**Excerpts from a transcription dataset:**
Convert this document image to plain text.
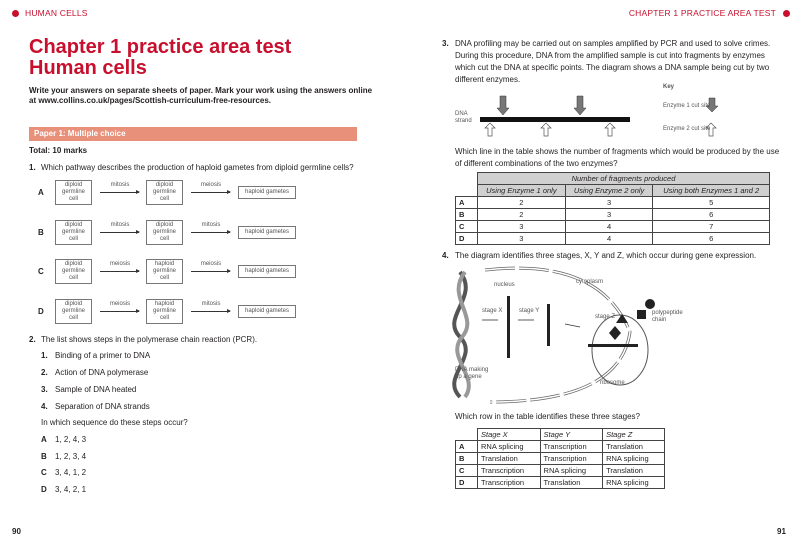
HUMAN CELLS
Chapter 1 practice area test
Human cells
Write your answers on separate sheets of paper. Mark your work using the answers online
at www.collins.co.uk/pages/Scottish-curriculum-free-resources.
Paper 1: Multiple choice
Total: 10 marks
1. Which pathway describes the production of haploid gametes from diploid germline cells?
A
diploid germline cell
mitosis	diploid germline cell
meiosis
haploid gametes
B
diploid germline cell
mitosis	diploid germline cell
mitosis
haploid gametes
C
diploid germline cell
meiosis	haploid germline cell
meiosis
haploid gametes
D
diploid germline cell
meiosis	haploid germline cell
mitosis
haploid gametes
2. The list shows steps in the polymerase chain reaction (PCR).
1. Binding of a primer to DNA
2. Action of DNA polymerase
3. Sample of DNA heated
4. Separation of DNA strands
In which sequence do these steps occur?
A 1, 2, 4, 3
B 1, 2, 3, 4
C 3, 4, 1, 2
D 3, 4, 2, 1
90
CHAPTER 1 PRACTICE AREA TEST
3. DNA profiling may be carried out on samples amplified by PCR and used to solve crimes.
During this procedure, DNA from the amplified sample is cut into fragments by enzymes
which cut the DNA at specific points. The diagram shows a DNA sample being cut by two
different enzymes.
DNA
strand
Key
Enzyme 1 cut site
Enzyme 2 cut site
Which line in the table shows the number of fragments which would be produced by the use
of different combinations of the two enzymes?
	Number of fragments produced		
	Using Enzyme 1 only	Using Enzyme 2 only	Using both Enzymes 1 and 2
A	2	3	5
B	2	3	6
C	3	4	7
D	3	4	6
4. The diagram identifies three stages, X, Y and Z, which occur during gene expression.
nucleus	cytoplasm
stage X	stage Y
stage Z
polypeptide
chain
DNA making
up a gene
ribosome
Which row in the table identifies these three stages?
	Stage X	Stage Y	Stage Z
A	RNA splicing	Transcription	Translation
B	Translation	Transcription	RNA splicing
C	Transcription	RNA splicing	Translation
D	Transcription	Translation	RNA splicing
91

==

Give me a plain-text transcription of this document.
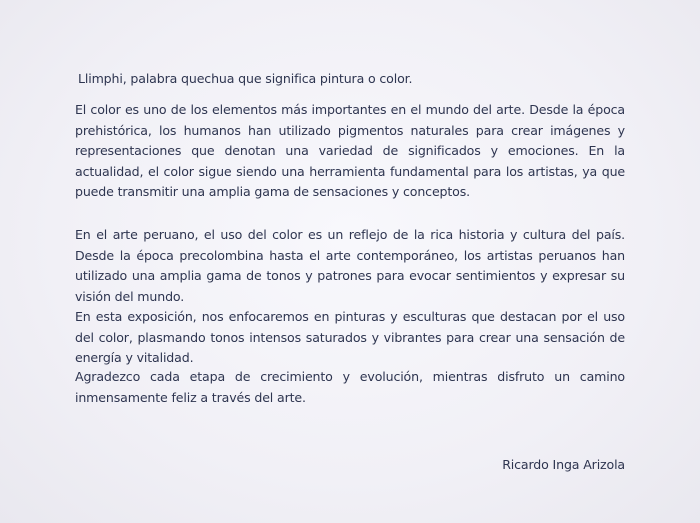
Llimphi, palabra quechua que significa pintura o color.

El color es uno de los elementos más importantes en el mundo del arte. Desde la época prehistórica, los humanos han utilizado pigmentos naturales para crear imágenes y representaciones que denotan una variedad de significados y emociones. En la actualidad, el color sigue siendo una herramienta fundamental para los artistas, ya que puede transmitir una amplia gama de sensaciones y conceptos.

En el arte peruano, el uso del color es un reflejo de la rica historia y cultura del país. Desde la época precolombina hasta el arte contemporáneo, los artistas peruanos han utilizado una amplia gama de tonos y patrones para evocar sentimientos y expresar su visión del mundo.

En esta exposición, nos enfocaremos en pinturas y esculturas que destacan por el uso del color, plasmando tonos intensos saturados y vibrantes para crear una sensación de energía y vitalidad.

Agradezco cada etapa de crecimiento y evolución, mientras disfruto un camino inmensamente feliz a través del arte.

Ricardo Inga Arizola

...

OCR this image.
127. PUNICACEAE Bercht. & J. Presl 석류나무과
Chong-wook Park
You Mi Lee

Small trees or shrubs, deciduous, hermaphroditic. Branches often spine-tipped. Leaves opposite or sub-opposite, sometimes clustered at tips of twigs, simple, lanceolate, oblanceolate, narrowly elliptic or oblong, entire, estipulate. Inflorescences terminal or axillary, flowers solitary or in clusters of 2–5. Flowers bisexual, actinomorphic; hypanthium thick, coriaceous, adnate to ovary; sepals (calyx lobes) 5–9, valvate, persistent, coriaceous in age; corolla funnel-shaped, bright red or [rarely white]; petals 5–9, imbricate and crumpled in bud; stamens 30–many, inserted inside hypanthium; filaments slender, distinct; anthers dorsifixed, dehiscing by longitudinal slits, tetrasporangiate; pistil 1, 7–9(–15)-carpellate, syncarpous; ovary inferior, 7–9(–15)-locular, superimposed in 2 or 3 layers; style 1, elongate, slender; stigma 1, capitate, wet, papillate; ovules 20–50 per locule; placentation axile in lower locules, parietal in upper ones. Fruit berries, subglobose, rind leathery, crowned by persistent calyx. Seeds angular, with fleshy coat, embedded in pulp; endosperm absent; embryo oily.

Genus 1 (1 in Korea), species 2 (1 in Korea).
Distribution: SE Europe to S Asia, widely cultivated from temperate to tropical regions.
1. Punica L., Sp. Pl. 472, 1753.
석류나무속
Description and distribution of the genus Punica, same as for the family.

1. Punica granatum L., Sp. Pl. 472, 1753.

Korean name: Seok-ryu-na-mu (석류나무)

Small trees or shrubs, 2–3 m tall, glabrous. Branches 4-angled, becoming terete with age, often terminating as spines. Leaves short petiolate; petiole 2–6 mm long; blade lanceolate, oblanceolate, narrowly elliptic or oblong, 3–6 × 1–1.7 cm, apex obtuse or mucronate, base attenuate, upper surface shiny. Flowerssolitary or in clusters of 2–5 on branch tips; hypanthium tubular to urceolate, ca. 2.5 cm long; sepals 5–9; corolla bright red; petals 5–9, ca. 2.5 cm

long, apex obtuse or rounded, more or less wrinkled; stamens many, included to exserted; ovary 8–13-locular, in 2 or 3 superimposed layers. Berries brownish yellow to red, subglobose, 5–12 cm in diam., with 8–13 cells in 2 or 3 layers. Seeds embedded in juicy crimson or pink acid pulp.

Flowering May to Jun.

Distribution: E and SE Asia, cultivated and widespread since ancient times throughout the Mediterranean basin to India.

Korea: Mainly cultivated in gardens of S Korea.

**What is required:** Please show each line in the records above that contains "splicing".

**Your solution:**
A	RNA splicing	Transcription	Translation
B	Translation	Transcription	RNA splicing
C	Transcription	RNA splicing	Translation
D	Transcription	Translation	RNA splicing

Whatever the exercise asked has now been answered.